> **What is asked**:
Gather up every line from the entries below that uses the word "Software".
Begin Exercise materials
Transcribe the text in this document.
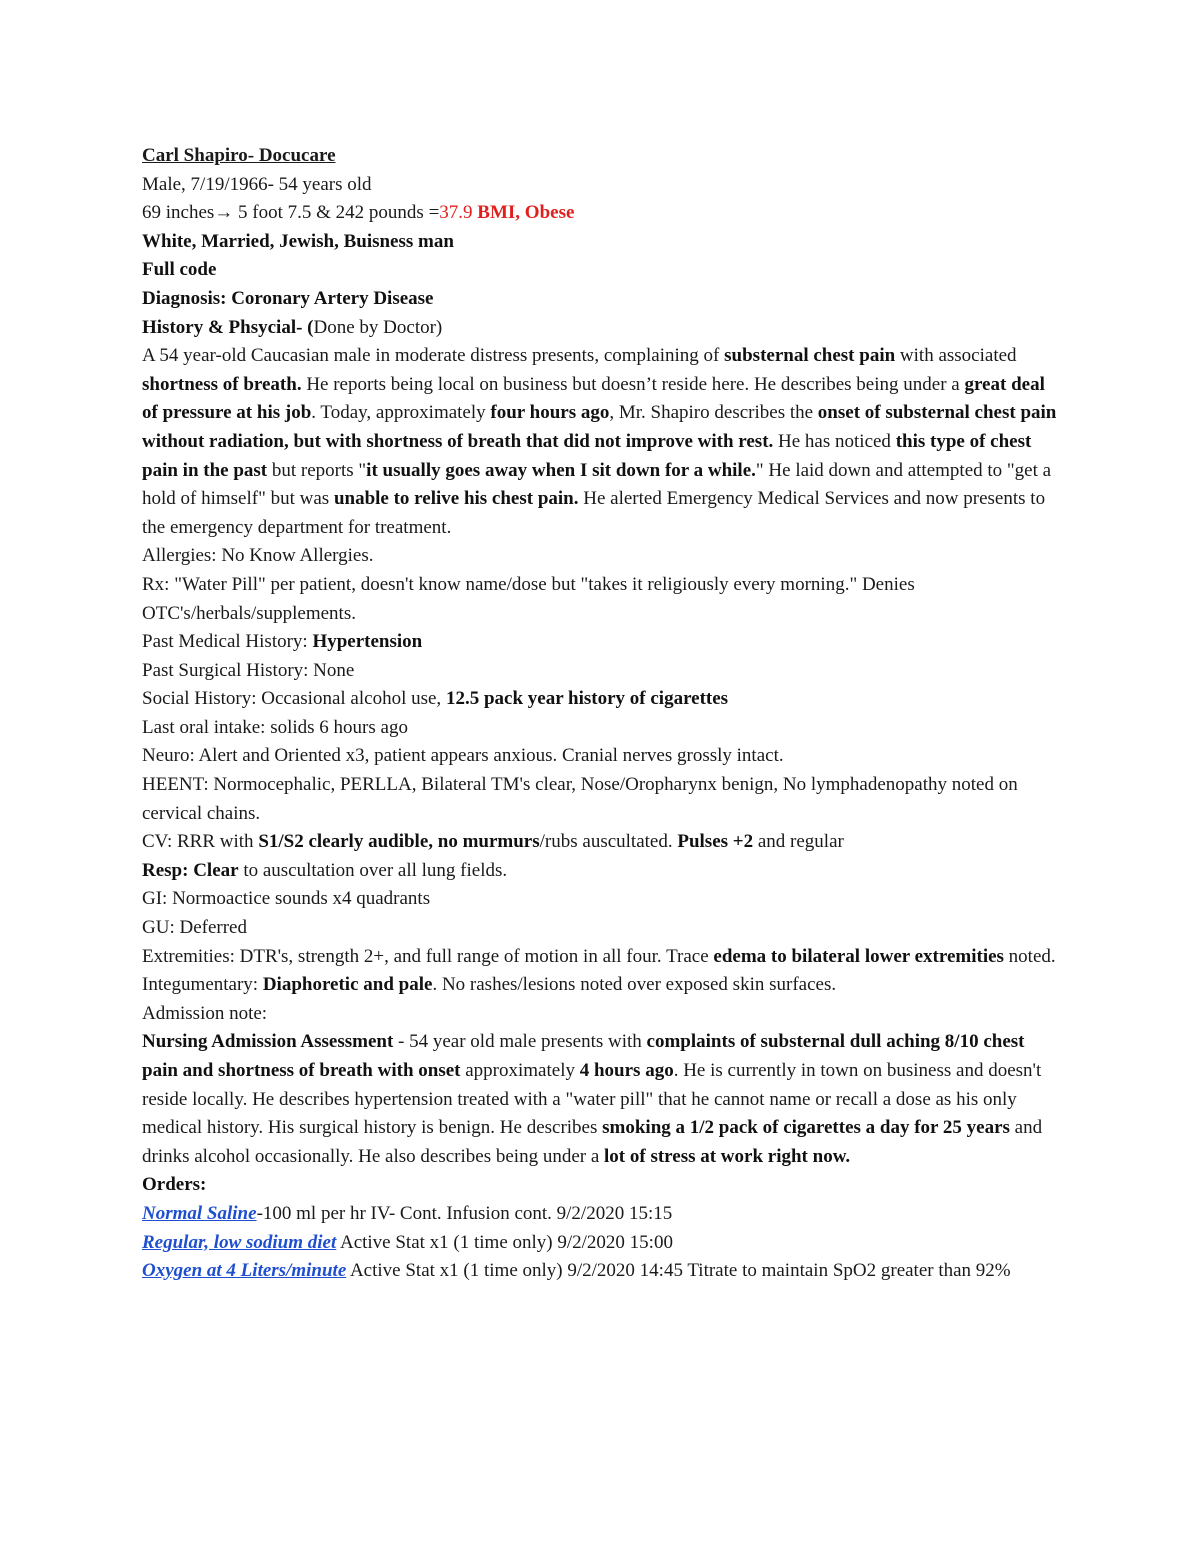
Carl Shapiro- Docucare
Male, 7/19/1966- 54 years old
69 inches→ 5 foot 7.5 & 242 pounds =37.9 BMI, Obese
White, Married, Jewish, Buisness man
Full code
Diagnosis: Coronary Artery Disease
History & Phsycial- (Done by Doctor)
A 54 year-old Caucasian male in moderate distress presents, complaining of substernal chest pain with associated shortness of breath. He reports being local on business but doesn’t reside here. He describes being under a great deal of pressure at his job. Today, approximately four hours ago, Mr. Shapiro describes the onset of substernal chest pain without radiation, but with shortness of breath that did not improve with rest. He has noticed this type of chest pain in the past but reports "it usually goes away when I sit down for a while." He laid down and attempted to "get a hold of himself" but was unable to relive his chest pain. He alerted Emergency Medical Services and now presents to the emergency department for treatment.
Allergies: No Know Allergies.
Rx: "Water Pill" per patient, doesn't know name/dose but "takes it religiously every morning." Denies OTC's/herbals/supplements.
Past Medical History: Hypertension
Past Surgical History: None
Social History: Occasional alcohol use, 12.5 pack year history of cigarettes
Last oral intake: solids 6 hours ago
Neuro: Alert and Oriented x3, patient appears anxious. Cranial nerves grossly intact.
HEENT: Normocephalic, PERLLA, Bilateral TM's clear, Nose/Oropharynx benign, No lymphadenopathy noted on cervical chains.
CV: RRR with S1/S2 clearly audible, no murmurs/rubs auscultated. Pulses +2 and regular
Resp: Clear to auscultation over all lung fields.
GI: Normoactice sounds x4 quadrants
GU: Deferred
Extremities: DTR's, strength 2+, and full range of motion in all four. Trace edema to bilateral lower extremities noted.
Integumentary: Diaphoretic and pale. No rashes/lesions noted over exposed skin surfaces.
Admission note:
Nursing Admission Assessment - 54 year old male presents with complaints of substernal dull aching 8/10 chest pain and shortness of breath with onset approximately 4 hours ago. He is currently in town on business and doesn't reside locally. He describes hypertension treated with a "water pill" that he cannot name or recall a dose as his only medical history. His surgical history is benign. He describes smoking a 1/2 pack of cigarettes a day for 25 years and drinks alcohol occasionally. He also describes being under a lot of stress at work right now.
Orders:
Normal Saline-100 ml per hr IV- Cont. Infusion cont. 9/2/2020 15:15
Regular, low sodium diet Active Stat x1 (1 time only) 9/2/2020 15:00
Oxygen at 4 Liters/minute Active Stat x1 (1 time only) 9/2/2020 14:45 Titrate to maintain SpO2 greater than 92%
End Exercise materials
Begin Exercise materials
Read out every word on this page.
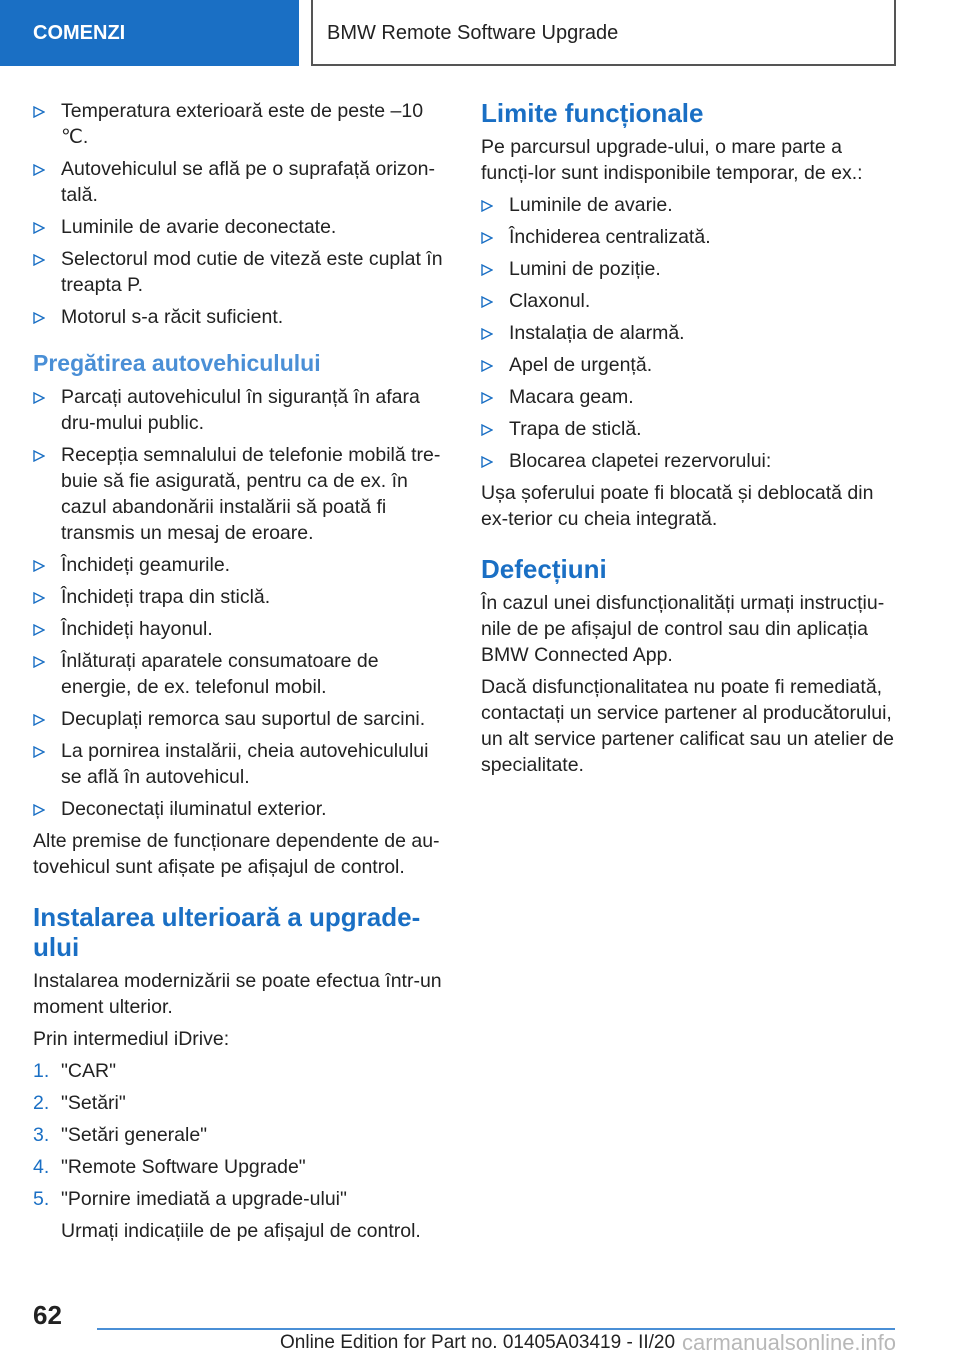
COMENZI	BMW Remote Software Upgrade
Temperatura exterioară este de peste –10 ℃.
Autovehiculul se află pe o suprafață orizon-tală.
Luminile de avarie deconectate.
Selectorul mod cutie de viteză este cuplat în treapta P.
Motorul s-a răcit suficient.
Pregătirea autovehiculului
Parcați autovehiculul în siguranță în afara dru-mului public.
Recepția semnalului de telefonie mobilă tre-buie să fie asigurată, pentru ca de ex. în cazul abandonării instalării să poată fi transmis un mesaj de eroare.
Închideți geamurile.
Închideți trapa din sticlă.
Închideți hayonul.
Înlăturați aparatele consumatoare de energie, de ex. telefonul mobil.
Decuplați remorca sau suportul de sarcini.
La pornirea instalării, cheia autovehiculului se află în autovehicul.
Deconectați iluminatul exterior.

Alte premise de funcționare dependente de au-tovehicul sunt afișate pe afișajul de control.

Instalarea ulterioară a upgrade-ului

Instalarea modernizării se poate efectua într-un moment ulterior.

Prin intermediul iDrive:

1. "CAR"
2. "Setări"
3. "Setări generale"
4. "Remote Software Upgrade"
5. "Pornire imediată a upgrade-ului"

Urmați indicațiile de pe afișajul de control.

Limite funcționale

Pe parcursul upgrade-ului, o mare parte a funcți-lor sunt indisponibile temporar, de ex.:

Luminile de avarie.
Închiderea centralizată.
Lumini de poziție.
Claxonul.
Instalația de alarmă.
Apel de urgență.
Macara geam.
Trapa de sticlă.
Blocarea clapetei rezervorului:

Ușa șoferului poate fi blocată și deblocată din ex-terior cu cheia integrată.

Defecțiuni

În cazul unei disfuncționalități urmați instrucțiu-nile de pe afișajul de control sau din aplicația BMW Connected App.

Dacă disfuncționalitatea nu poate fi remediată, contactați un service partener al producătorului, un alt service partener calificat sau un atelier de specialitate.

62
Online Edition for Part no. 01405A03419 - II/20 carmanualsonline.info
End Exercise materials
> **Worked solution**:
COMENZI	BMW Remote Software Upgrade
4. "Remote Software Upgrade"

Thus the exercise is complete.